From conics you should be familar that a rotation of $\displaystyle \pi/4$ transforms,
$\displaystyle (x,y)\to (\cos \pi/4\cdot x-\sin \pi/4\cdot y,\sin \pi/4 \cdot x+\cos \pi/4 \cdot y)$
Equivalently,
$\displaystyle (x,y)\to \left( \frac{\sqrt{2}}{2} x-\frac{\sqrt{2}}{2} y, \frac{\sqrt{2}}{2} x+\frac{\sqrt{2}}{2}y\right)$
Thus,
$\displaystyle 2\left( \frac{\sqrt{2}}{2} x+\frac{\sqrt{2}}{2}y\right)=\left( \frac{\sqrt{2}}{2} x-\frac{\sqrt{2}}{2} y\right)^2$
Thus,
$\displaystyle \sqrt{2} x+\sqrt{2}y=\frac{1}{2}x^2-\frac{1}{2} xy+\frac{1}{2}y^2$
$\displaystyle 2\sqrt{2} x+2\sqrt{2} y=x^2-xy+y^2$
Now the problem is that this curve is not a function (if I only had a graph) and the shell formula needs to curve to be a function. So I am going to divide this curve into two curves that are functions and add their rotational volume about the y-axis. In order to do that I will first need to bring this to the form $\displaystyle y=f(x)$. To do that I need to solve for $\displaystyle y$.

_Exercise input:_
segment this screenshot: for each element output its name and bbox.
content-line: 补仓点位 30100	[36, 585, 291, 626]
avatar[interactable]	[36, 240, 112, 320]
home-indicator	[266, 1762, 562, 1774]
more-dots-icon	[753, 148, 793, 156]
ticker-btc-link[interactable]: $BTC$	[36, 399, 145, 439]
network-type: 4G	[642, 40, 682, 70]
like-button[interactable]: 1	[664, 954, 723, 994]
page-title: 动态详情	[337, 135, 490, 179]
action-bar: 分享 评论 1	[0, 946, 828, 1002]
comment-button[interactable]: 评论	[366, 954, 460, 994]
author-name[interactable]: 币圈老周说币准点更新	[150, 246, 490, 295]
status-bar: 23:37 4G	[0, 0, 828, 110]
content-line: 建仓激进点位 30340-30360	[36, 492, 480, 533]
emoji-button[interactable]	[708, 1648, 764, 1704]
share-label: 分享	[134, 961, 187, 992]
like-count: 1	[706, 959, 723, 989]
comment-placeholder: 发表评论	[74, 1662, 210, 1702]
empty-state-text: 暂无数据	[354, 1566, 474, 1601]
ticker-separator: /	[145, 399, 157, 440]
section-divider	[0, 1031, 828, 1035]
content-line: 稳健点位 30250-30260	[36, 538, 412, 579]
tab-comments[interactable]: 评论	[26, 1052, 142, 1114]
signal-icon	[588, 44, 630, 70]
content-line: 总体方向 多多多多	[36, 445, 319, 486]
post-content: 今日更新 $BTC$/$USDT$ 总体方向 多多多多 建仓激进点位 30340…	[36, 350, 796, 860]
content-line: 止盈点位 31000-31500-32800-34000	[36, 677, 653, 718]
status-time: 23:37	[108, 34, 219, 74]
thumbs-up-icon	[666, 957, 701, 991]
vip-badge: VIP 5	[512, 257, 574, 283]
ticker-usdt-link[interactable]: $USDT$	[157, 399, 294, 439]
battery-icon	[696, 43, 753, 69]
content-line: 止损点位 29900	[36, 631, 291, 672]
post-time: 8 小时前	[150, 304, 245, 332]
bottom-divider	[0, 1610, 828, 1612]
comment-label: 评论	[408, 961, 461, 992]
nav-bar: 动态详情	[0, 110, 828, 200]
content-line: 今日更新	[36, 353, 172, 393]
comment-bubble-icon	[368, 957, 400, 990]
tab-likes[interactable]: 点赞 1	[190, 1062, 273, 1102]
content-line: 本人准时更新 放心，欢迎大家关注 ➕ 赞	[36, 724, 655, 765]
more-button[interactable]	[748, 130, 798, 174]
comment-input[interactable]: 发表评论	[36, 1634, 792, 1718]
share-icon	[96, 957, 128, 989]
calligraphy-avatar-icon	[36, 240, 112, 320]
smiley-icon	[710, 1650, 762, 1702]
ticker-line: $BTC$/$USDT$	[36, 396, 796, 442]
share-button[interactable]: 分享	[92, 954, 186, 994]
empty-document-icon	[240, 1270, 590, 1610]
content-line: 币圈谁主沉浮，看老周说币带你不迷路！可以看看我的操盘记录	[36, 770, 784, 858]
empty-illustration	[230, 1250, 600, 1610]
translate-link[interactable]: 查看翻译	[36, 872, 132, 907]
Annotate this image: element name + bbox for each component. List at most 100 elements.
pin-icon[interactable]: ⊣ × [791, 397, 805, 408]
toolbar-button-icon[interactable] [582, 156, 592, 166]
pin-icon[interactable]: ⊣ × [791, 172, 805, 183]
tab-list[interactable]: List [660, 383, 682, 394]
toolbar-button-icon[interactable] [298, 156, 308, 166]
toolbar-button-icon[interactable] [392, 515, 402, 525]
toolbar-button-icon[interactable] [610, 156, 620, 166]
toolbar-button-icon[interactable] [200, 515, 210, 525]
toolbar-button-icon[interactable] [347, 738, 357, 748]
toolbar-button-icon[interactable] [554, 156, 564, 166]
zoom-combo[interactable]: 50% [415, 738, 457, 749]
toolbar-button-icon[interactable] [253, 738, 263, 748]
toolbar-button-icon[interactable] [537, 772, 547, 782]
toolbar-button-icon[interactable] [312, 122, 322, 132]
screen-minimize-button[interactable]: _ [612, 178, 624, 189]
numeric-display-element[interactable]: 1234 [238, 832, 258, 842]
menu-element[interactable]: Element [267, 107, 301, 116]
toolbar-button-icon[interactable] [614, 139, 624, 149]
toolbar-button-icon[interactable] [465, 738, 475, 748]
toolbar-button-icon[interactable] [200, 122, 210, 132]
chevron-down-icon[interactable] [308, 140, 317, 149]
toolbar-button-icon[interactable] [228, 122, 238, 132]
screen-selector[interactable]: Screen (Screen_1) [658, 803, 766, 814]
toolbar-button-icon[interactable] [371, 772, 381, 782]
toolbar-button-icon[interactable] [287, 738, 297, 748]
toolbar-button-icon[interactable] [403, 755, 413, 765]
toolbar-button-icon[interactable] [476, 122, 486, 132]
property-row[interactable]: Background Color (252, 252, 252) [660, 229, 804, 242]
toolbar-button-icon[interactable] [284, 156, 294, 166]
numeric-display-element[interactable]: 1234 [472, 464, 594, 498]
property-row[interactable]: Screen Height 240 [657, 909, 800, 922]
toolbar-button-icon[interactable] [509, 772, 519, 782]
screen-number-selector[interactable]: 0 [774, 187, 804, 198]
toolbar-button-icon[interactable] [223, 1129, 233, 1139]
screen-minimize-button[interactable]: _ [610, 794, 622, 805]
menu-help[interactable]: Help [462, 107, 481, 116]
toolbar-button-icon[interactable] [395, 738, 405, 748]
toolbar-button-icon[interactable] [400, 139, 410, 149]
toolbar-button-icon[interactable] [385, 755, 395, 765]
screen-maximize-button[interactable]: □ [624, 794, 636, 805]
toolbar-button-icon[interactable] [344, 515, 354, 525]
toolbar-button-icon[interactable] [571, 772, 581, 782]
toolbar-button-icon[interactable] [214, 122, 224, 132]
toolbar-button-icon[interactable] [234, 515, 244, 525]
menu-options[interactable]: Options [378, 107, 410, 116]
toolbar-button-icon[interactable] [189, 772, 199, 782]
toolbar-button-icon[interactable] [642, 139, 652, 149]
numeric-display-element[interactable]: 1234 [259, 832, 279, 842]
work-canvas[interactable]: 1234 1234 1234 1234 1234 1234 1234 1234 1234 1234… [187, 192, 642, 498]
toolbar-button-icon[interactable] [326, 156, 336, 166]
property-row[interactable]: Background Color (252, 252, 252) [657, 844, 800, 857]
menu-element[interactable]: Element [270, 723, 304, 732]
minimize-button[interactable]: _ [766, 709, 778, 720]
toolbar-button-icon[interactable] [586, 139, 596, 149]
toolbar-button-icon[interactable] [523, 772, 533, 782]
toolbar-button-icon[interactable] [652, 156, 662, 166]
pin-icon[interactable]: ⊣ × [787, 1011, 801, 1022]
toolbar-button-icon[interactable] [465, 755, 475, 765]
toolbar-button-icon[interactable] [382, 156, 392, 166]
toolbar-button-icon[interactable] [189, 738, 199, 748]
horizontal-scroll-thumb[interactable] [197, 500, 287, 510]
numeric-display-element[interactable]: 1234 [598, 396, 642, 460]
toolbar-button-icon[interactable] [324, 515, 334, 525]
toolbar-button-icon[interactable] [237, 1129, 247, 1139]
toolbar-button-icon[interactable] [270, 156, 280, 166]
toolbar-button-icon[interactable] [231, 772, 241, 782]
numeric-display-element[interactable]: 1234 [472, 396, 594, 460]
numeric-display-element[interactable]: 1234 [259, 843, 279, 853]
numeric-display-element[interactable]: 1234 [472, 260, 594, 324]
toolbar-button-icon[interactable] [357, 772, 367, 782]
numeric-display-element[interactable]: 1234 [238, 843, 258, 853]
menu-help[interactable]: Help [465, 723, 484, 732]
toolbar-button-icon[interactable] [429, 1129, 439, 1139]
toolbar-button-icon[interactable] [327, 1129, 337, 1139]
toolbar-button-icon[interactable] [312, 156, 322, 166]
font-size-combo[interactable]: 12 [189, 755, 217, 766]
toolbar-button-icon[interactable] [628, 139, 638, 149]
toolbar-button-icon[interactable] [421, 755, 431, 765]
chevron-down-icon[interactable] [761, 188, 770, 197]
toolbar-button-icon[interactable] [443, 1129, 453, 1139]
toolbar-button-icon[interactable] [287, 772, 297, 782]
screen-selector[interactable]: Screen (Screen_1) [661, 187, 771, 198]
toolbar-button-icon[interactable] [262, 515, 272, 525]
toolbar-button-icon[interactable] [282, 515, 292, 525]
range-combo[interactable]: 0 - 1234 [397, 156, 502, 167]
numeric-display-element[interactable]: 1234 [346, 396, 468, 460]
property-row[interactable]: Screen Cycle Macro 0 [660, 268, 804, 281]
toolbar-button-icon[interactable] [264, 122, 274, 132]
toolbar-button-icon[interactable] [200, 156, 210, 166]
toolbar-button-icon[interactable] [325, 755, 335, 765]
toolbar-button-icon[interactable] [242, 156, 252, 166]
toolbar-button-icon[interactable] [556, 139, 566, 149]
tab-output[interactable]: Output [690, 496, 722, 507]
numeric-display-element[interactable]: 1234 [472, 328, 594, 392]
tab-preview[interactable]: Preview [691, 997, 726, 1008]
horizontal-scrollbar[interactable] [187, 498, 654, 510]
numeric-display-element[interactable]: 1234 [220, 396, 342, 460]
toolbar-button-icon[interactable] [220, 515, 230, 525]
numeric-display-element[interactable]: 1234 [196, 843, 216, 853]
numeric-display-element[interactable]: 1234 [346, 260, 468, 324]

_Task 1:_
According to the excerpt on curve rotation, about which axis will the rotational volumes of the two curves be added?
_Task 2:_
Recast the lines of the rows, starting with the first line of the rows and going on through the line containing "0, 828, 110]", as a Markdown table with the columns Number and Line, leaving out blank lines.
The text and the rows were drawn from separate sources.

_Exercise response 1:_
The y-axis.

_Exercise response 2:_
| Number | Line |
|---|---|
| 1 | segment this screenshot: for each element output its name and bbox. |
| 2 | content-line: 补仓点位 30100	[36, 585, 291, 626] |
| 3 | avatar[interactable]	[36, 240, 112, 320] |
| 4 | home-indicator	[266, 1762, 562, 1774] |
| 5 | more-dots-icon	[753, 148, 793, 156] |
| 6 | ticker-btc-link[interactable]: $BTC$	[36, 399, 145, 439] |
| 7 | network-type: 4G	[642, 40, 682, 70] |
| 8 | like-button[interactable]: 1	[664, 954, 723, 994] |
| 9 | page-title: 动态详情	[337, 135, 490, 179] |
| 10 | action-bar: 分享 评论 1	[0, 946, 828, 1002] |
| 11 | comment-button[interactable]: 评论	[366, 954, 460, 994] |
| 12 | author-name[interactable]: 币圈老周说币准点更新	[150, 246, 490, 295] |
| 13 | status-bar: 23:37 4G	[0, 0, 828, 110] |